• **TO BE DONE**:
Repeat the material verbatim and drop the pictures.

• **DATA FOR THE TASK**:
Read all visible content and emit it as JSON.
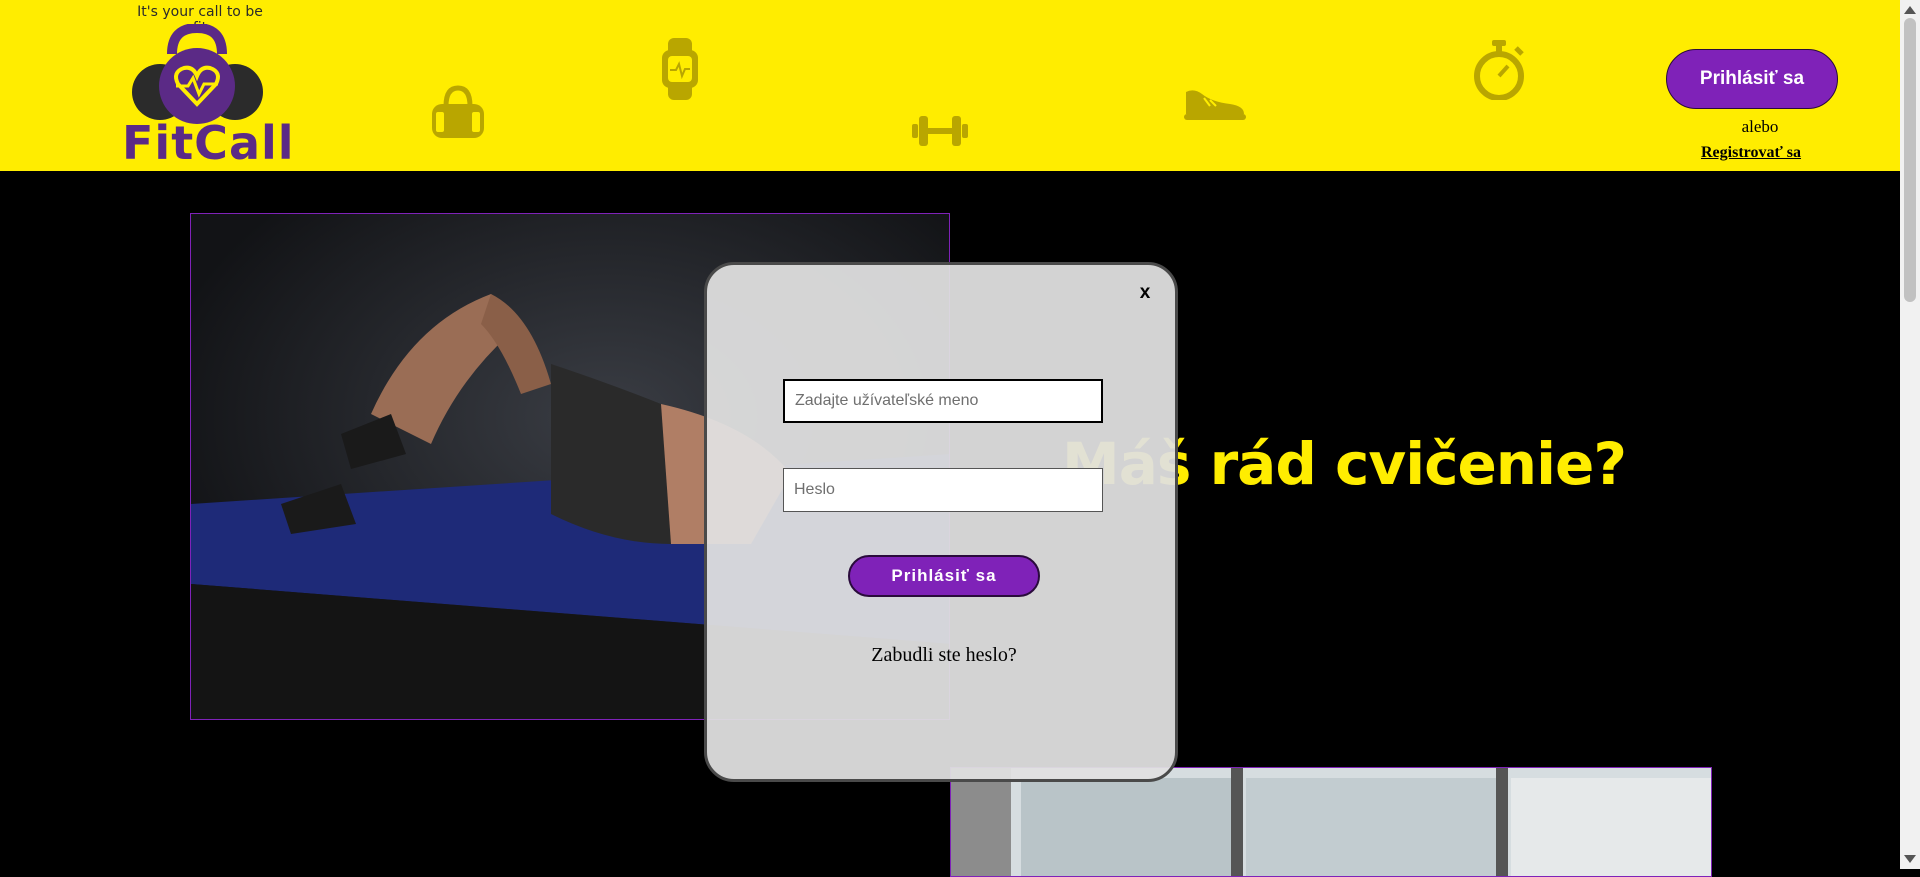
{
  "header": {
    "tagline": "It's your call to be fit",
    "brand": "FitCall",
    "login_label": "Prihlásiť sa",
    "or_label": "alebo",
    "register_label": "Registrovať sa"
  },
  "main": {
    "headline": "Máš rád cvičenie?"
  },
  "login_modal": {
    "close_label": "x",
    "username_placeholder": "Zadajte užívateľské meno",
    "username_value": "",
    "password_placeholder": "Heslo",
    "password_value": "",
    "submit_label": "Prihlásiť sa",
    "forgot_label": "Zabudli ste heslo?"
  },
  "decorative_icons": [
    "gym-bag-icon",
    "smartwatch-icon",
    "dumbbell-icon",
    "sneaker-icon",
    "stopwatch-icon"
  ],
  "colors": {
    "header_bg": "#ffed00",
    "brand_purple": "#5b2a86",
    "button_purple": "#7f22b8",
    "page_bg": "#000000",
    "modal_bg": "#e0e0e0",
    "headline": "#ffed00"
  }
}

• **THE RESULT**:
Read all visible content and emit it as JSON.
{
  "header": {
    "tagline": "It's your call to be fit",
    "brand": "FitCall",
    "login_label": "Prihlásiť sa",
    "or_label": "alebo",
    "register_label": "Registrovať sa"
  },
  "main": {
    "headline": "Máš rád cvičenie?"
  },
  "login_modal": {
    "close_label": "x",
    "username_placeholder": "Zadajte užívateľské meno",
    "username_value": "",
    "password_placeholder": "Heslo",
    "password_value": "",
    "submit_label": "Prihlásiť sa",
    "forgot_label": "Zabudli ste heslo?"
  },
  "decorative_icons": [
    "gym-bag-icon",
    "smartwatch-icon",
    "dumbbell-icon",
    "sneaker-icon",
    "stopwatch-icon"
  ],
  "colors": {
    "header_bg": "#ffed00",
    "brand_purple": "#5b2a86",
    "button_purple": "#7f22b8",
    "page_bg": "#000000",
    "modal_bg": "#e0e0e0",
    "headline": "#ffed00"
  }
}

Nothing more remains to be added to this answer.